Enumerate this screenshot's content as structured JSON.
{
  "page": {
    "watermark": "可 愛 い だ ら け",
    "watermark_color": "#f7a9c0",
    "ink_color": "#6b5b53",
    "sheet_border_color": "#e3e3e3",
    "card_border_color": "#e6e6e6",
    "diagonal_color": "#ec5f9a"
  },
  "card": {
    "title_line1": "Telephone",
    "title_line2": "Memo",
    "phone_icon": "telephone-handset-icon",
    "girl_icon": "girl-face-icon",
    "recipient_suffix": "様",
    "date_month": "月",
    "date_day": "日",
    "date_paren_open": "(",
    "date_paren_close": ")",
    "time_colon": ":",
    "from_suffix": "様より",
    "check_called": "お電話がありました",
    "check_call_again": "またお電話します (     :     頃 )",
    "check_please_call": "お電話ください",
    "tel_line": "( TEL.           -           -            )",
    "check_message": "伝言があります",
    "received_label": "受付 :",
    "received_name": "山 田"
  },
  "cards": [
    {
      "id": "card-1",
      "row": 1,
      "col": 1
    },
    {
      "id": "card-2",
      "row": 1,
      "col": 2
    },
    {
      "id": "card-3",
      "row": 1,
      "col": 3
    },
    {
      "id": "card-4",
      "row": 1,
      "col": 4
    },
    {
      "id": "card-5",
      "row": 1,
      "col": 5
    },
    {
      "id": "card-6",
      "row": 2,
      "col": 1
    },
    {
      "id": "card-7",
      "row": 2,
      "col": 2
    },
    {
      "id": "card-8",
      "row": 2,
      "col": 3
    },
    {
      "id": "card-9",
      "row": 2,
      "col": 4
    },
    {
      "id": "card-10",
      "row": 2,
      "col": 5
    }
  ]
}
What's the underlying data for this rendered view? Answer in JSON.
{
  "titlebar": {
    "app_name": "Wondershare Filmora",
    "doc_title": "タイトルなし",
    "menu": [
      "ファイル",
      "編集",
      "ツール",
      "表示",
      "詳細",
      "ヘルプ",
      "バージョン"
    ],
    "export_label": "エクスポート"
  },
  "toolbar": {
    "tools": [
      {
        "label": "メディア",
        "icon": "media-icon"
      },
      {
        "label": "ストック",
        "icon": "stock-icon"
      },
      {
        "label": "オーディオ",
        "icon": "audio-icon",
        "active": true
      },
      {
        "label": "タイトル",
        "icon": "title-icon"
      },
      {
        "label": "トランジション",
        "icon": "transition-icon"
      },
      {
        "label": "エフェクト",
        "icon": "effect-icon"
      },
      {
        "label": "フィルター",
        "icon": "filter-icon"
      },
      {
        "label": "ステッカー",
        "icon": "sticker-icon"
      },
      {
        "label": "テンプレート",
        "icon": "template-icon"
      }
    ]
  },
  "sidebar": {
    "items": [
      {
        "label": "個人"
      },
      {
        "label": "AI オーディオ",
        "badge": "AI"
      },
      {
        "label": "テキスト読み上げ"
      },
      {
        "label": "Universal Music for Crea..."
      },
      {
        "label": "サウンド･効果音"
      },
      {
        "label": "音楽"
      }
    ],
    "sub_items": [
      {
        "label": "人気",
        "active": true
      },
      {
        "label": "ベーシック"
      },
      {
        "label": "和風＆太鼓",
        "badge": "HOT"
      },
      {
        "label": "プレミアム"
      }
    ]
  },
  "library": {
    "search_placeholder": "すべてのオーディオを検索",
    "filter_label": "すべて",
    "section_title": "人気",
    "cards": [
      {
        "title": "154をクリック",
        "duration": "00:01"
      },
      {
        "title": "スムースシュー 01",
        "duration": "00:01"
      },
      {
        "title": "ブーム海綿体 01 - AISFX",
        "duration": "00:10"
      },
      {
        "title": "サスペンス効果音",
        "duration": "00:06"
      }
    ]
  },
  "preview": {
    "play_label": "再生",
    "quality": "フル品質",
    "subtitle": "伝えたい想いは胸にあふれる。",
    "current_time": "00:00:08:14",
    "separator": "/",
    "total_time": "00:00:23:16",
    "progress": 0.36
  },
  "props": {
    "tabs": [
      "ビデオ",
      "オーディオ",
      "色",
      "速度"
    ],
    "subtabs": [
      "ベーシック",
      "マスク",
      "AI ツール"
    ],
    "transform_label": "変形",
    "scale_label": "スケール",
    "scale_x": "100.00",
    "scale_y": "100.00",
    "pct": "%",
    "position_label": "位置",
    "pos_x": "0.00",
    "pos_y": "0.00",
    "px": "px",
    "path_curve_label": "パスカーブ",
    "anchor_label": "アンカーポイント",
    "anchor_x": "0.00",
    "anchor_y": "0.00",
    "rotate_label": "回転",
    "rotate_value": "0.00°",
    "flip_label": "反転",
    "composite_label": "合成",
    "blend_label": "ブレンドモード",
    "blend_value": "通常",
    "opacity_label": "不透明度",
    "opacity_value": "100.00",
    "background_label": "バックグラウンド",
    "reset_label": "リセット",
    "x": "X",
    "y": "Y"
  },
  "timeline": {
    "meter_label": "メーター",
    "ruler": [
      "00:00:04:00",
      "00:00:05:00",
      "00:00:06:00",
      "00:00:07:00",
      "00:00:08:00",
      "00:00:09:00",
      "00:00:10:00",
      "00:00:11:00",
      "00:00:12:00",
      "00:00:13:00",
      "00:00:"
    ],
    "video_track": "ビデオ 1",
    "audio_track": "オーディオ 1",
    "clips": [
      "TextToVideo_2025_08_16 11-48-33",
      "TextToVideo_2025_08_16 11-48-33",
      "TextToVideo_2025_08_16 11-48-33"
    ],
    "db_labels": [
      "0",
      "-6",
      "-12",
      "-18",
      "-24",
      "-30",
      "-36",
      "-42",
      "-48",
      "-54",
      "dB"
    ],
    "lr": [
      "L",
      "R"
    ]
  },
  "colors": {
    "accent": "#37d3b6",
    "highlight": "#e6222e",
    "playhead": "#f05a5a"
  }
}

## Task to complete
Copy out all the entries shown above, character for character.

## Task answer
Enumerate this screenshot's content as structured JSON.
{
  "page": {
    "watermark": "可 愛 い だ ら け",
    "watermark_color": "#f7a9c0",
    "ink_color": "#6b5b53",
    "sheet_border_color": "#e3e3e3",
    "card_border_color": "#e6e6e6",
    "diagonal_color": "#ec5f9a"
  },
  "card": {
    "title_line1": "Telephone",
    "title_line2": "Memo",
    "phone_icon": "telephone-handset-icon",
    "girl_icon": "girl-face-icon",
    "recipient_suffix": "様",
    "date_month": "月",
    "date_day": "日",
    "date_paren_open": "(",
    "date_paren_close": ")",
    "time_colon": ":",
    "from_suffix": "様より",
    "check_called": "お電話がありました",
    "check_call_again": "またお電話します (     :     頃 )",
    "check_please_call": "お電話ください",
    "tel_line": "( TEL.           -           -            )",
    "check_message": "伝言があります",
    "received_label": "受付 :",
    "received_name": "山 田"
  },
  "cards": [
    {
      "id": "card-1",
      "row": 1,
      "col": 1
    },
    {
      "id": "card-2",
      "row": 1,
      "col": 2
    },
    {
      "id": "card-3",
      "row": 1,
      "col": 3
    },
    {
      "id": "card-4",
      "row": 1,
      "col": 4
    },
    {
      "id": "card-5",
      "row": 1,
      "col": 5
    },
    {
      "id": "card-6",
      "row": 2,
      "col": 1
    },
    {
      "id": "card-7",
      "row": 2,
      "col": 2
    },
    {
      "id": "card-8",
      "row": 2,
      "col": 3
    },
    {
      "id": "card-9",
      "row": 2,
      "col": 4
    },
    {
      "id": "card-10",
      "row": 2,
      "col": 5
    }
  ]
}
What's the underlying data for this rendered view? Answer in JSON.
{
  "titlebar": {
    "app_name": "Wondershare Filmora",
    "doc_title": "タイトルなし",
    "menu": [
      "ファイル",
      "編集",
      "ツール",
      "表示",
      "詳細",
      "ヘルプ",
      "バージョン"
    ],
    "export_label": "エクスポート"
  },
  "toolbar": {
    "tools": [
      {
        "label": "メディア",
        "icon": "media-icon"
      },
      {
        "label": "ストック",
        "icon": "stock-icon"
      },
      {
        "label": "オーディオ",
        "icon": "audio-icon",
        "active": true
      },
      {
        "label": "タイトル",
        "icon": "title-icon"
      },
      {
        "label": "トランジション",
        "icon": "transition-icon"
      },
      {
        "label": "エフェクト",
        "icon": "effect-icon"
      },
      {
        "label": "フィルター",
        "icon": "filter-icon"
      },
      {
        "label": "ステッカー",
        "icon": "sticker-icon"
      },
      {
        "label": "テンプレート",
        "icon": "template-icon"
      }
    ]
  },
  "sidebar": {
    "items": [
      {
        "label": "個人"
      },
      {
        "label": "AI オーディオ",
        "badge": "AI"
      },
      {
        "label": "テキスト読み上げ"
      },
      {
        "label": "Universal Music for Crea..."
      },
      {
        "label": "サウンド･効果音"
      },
      {
        "label": "音楽"
      }
    ],
    "sub_items": [
      {
        "label": "人気",
        "active": true
      },
      {
        "label": "ベーシック"
      },
      {
        "label": "和風＆太鼓",
        "badge": "HOT"
      },
      {
        "label": "プレミアム"
      }
    ]
  },
  "library": {
    "search_placeholder": "すべてのオーディオを検索",
    "filter_label": "すべて",
    "section_title": "人気",
    "cards": [
      {
        "title": "154をクリック",
        "duration": "00:01"
      },
      {
        "title": "スムースシュー 01",
        "duration": "00:01"
      },
      {
        "title": "ブーム海綿体 01 - AISFX",
        "duration": "00:10"
      },
      {
        "title": "サスペンス効果音",
        "duration": "00:06"
      }
    ]
  },
  "preview": {
    "play_label": "再生",
    "quality": "フル品質",
    "subtitle": "伝えたい想いは胸にあふれる。",
    "current_time": "00:00:08:14",
    "separator": "/",
    "total_time": "00:00:23:16",
    "progress": 0.36
  },
  "props": {
    "tabs": [
      "ビデオ",
      "オーディオ",
      "色",
      "速度"
    ],
    "subtabs": [
      "ベーシック",
      "マスク",
      "AI ツール"
    ],
    "transform_label": "変形",
    "scale_label": "スケール",
    "scale_x": "100.00",
    "scale_y": "100.00",
    "pct": "%",
    "position_label": "位置",
    "pos_x": "0.00",
    "pos_y": "0.00",
    "px": "px",
    "path_curve_label": "パスカーブ",
    "anchor_label": "アンカーポイント",
    "anchor_x": "0.00",
    "anchor_y": "0.00",
    "rotate_label": "回転",
    "rotate_value": "0.00°",
    "flip_label": "反転",
    "composite_label": "合成",
    "blend_label": "ブレンドモード",
    "blend_value": "通常",
    "opacity_label": "不透明度",
    "opacity_value": "100.00",
    "background_label": "バックグラウンド",
    "reset_label": "リセット",
    "x": "X",
    "y": "Y"
  },
  "timeline": {
    "meter_label": "メーター",
    "ruler": [
      "00:00:04:00",
      "00:00:05:00",
      "00:00:06:00",
      "00:00:07:00",
      "00:00:08:00",
      "00:00:09:00",
      "00:00:10:00",
      "00:00:11:00",
      "00:00:12:00",
      "00:00:13:00",
      "00:00:"
    ],
    "video_track": "ビデオ 1",
    "audio_track": "オーディオ 1",
    "clips": [
      "TextToVideo_2025_08_16 11-48-33",
      "TextToVideo_2025_08_16 11-48-33",
      "TextToVideo_2025_08_16 11-48-33"
    ],
    "db_labels": [
      "0",
      "-6",
      "-12",
      "-18",
      "-24",
      "-30",
      "-36",
      "-42",
      "-48",
      "-54",
      "dB"
    ],
    "lr": [
      "L",
      "R"
    ]
  },
  "colors": {
    "accent": "#37d3b6",
    "highlight": "#e6222e",
    "playhead": "#f05a5a"
  }
}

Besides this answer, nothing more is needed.